DATA IN THIS EXERCISE
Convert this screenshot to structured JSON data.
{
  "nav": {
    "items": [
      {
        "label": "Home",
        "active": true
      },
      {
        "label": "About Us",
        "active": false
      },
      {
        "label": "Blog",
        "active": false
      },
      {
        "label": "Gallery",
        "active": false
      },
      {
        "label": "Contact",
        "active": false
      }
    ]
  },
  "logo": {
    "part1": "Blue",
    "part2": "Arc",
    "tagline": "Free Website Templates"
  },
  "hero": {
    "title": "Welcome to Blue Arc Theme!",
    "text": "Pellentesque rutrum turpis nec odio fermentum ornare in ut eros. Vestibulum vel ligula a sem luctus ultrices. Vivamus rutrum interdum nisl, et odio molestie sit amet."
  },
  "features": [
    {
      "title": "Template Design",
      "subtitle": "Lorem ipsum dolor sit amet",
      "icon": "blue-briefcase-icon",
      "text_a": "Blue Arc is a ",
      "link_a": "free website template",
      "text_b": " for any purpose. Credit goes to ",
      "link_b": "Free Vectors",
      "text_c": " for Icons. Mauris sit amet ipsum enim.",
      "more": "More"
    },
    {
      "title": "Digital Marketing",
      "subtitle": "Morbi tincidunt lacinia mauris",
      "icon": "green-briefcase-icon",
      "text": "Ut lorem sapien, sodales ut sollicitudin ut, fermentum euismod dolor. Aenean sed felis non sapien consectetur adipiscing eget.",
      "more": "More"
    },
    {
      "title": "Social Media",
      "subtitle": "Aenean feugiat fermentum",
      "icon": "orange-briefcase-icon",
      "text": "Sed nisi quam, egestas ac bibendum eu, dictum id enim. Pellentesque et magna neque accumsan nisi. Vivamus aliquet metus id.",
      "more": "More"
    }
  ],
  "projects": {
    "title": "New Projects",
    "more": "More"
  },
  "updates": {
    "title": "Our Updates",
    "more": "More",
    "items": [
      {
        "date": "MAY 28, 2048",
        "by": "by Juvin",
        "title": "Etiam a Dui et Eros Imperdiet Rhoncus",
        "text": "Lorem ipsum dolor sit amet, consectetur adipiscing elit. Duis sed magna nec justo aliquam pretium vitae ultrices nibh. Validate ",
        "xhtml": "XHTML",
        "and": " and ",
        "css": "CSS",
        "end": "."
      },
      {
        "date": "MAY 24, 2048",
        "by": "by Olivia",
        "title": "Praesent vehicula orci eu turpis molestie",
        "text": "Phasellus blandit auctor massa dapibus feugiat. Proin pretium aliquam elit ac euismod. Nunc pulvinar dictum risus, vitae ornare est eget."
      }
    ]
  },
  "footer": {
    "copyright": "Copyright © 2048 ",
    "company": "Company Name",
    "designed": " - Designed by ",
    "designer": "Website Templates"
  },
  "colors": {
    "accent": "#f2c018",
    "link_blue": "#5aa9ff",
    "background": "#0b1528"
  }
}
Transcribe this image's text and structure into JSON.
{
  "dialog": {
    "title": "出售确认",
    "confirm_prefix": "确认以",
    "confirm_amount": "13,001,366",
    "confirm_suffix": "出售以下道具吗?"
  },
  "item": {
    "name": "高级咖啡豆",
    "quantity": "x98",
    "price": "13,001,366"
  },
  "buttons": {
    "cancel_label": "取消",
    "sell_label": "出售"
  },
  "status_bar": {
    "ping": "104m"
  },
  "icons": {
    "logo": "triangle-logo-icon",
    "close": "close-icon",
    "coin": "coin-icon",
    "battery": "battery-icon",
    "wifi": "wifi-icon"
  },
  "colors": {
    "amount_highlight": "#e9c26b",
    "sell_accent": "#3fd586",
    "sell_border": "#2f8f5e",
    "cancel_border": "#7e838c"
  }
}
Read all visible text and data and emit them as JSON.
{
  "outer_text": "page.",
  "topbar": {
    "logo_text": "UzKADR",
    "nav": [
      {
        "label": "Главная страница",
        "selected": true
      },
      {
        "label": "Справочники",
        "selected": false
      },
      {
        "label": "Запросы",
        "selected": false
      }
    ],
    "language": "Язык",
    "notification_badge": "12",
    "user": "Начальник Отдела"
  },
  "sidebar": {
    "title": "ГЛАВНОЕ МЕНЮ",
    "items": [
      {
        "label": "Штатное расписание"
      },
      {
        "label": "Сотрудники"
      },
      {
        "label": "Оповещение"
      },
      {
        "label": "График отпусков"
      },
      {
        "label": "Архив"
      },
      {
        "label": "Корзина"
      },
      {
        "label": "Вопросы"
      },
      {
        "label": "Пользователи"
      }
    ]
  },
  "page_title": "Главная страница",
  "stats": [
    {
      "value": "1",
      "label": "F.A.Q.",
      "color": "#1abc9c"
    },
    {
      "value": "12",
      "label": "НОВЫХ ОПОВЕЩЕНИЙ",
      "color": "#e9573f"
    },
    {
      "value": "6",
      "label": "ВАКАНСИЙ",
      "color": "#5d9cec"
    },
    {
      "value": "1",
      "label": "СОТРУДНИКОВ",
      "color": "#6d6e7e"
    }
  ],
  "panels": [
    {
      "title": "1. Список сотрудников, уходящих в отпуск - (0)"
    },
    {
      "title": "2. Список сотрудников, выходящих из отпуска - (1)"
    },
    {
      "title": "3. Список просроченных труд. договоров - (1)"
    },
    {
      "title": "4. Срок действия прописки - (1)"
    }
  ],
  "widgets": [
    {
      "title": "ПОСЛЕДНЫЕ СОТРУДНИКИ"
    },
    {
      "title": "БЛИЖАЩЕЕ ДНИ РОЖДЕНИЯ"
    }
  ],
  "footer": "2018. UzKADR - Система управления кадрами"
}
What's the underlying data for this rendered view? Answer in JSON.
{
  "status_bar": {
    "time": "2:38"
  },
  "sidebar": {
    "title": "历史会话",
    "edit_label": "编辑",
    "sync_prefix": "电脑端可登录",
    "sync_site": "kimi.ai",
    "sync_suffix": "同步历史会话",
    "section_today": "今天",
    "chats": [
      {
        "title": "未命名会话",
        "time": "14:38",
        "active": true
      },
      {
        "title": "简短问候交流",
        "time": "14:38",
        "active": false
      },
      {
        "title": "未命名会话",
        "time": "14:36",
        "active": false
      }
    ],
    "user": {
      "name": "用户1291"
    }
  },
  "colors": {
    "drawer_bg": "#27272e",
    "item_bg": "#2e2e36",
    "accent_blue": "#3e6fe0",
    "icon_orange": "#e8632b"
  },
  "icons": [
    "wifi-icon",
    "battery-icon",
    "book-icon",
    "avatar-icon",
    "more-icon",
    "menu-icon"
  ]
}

DIRECTIVE
Repeat the data above exactly.

RESULT OF THIS TASK
Convert this screenshot to structured JSON data.
{
  "nav": {
    "items": [
      {
        "label": "Home",
        "active": true
      },
      {
        "label": "About Us",
        "active": false
      },
      {
        "label": "Blog",
        "active": false
      },
      {
        "label": "Gallery",
        "active": false
      },
      {
        "label": "Contact",
        "active": false
      }
    ]
  },
  "logo": {
    "part1": "Blue",
    "part2": "Arc",
    "tagline": "Free Website Templates"
  },
  "hero": {
    "title": "Welcome to Blue Arc Theme!",
    "text": "Pellentesque rutrum turpis nec odio fermentum ornare in ut eros. Vestibulum vel ligula a sem luctus ultrices. Vivamus rutrum interdum nisl, et odio molestie sit amet."
  },
  "features": [
    {
      "title": "Template Design",
      "subtitle": "Lorem ipsum dolor sit amet",
      "icon": "blue-briefcase-icon",
      "text_a": "Blue Arc is a ",
      "link_a": "free website template",
      "text_b": " for any purpose. Credit goes to ",
      "link_b": "Free Vectors",
      "text_c": " for Icons. Mauris sit amet ipsum enim.",
      "more": "More"
    },
    {
      "title": "Digital Marketing",
      "subtitle": "Morbi tincidunt lacinia mauris",
      "icon": "green-briefcase-icon",
      "text": "Ut lorem sapien, sodales ut sollicitudin ut, fermentum euismod dolor. Aenean sed felis non sapien consectetur adipiscing eget.",
      "more": "More"
    },
    {
      "title": "Social Media",
      "subtitle": "Aenean feugiat fermentum",
      "icon": "orange-briefcase-icon",
      "text": "Sed nisi quam, egestas ac bibendum eu, dictum id enim. Pellentesque et magna neque accumsan nisi. Vivamus aliquet metus id.",
      "more": "More"
    }
  ],
  "projects": {
    "title": "New Projects",
    "more": "More"
  },
  "updates": {
    "title": "Our Updates",
    "more": "More",
    "items": [
      {
        "date": "MAY 28, 2048",
        "by": "by Juvin",
        "title": "Etiam a Dui et Eros Imperdiet Rhoncus",
        "text": "Lorem ipsum dolor sit amet, consectetur adipiscing elit. Duis sed magna nec justo aliquam pretium vitae ultrices nibh. Validate ",
        "xhtml": "XHTML",
        "and": " and ",
        "css": "CSS",
        "end": "."
      },
      {
        "date": "MAY 24, 2048",
        "by": "by Olivia",
        "title": "Praesent vehicula orci eu turpis molestie",
        "text": "Phasellus blandit auctor massa dapibus feugiat. Proin pretium aliquam elit ac euismod. Nunc pulvinar dictum risus, vitae ornare est eget."
      }
    ]
  },
  "footer": {
    "copyright": "Copyright © 2048 ",
    "company": "Company Name",
    "designed": " - Designed by ",
    "designer": "Website Templates"
  },
  "colors": {
    "accent": "#f2c018",
    "link_blue": "#5aa9ff",
    "background": "#0b1528"
  }
}
Transcribe this image's text and structure into JSON.
{
  "dialog": {
    "title": "出售确认",
    "confirm_prefix": "确认以",
    "confirm_amount": "13,001,366",
    "confirm_suffix": "出售以下道具吗?"
  },
  "item": {
    "name": "高级咖啡豆",
    "quantity": "x98",
    "price": "13,001,366"
  },
  "buttons": {
    "cancel_label": "取消",
    "sell_label": "出售"
  },
  "status_bar": {
    "ping": "104m"
  },
  "icons": {
    "logo": "triangle-logo-icon",
    "close": "close-icon",
    "coin": "coin-icon",
    "battery": "battery-icon",
    "wifi": "wifi-icon"
  },
  "colors": {
    "amount_highlight": "#e9c26b",
    "sell_accent": "#3fd586",
    "sell_border": "#2f8f5e",
    "cancel_border": "#7e838c"
  }
}
Read all visible text and data and emit them as JSON.
{
  "outer_text": "page.",
  "topbar": {
    "logo_text": "UzKADR",
    "nav": [
      {
        "label": "Главная страница",
        "selected": true
      },
      {
        "label": "Справочники",
        "selected": false
      },
      {
        "label": "Запросы",
        "selected": false
      }
    ],
    "language": "Язык",
    "notification_badge": "12",
    "user": "Начальник Отдела"
  },
  "sidebar": {
    "title": "ГЛАВНОЕ МЕНЮ",
    "items": [
      {
        "label": "Штатное расписание"
      },
      {
        "label": "Сотрудники"
      },
      {
        "label": "Оповещение"
      },
      {
        "label": "График отпусков"
      },
      {
        "label": "Архив"
      },
      {
        "label": "Корзина"
      },
      {
        "label": "Вопросы"
      },
      {
        "label": "Пользователи"
      }
    ]
  },
  "page_title": "Главная страница",
  "stats": [
    {
      "value": "1",
      "label": "F.A.Q.",
      "color": "#1abc9c"
    },
    {
      "value": "12",
      "label": "НОВЫХ ОПОВЕЩЕНИЙ",
      "color": "#e9573f"
    },
    {
      "value": "6",
      "label": "ВАКАНСИЙ",
      "color": "#5d9cec"
    },
    {
      "value": "1",
      "label": "СОТРУДНИКОВ",
      "color": "#6d6e7e"
    }
  ],
  "panels": [
    {
      "title": "1. Список сотрудников, уходящих в отпуск - (0)"
    },
    {
      "title": "2. Список сотрудников, выходящих из отпуска - (1)"
    },
    {
      "title": "3. Список просроченных труд. договоров - (1)"
    },
    {
      "title": "4. Срок действия прописки - (1)"
    }
  ],
  "widgets": [
    {
      "title": "ПОСЛЕДНЫЕ СОТРУДНИКИ"
    },
    {
      "title": "БЛИЖАЩЕЕ ДНИ РОЖДЕНИЯ"
    }
  ],
  "footer": "2018. UzKADR - Система управления кадрами"
}
What's the underlying data for this rendered view? Answer in JSON.
{
  "status_bar": {
    "time": "2:38"
  },
  "sidebar": {
    "title": "历史会话",
    "edit_label": "编辑",
    "sync_prefix": "电脑端可登录",
    "sync_site": "kimi.ai",
    "sync_suffix": "同步历史会话",
    "section_today": "今天",
    "chats": [
      {
        "title": "未命名会话",
        "time": "14:38",
        "active": true
      },
      {
        "title": "简短问候交流",
        "time": "14:38",
        "active": false
      },
      {
        "title": "未命名会话",
        "time": "14:36",
        "active": false
      }
    ],
    "user": {
      "name": "用户1291"
    }
  },
  "colors": {
    "drawer_bg": "#27272e",
    "item_bg": "#2e2e36",
    "accent_blue": "#3e6fe0",
    "icon_orange": "#e8632b"
  },
  "icons": [
    "wifi-icon",
    "battery-icon",
    "book-icon",
    "avatar-icon",
    "more-icon",
    "menu-icon"
  ]
}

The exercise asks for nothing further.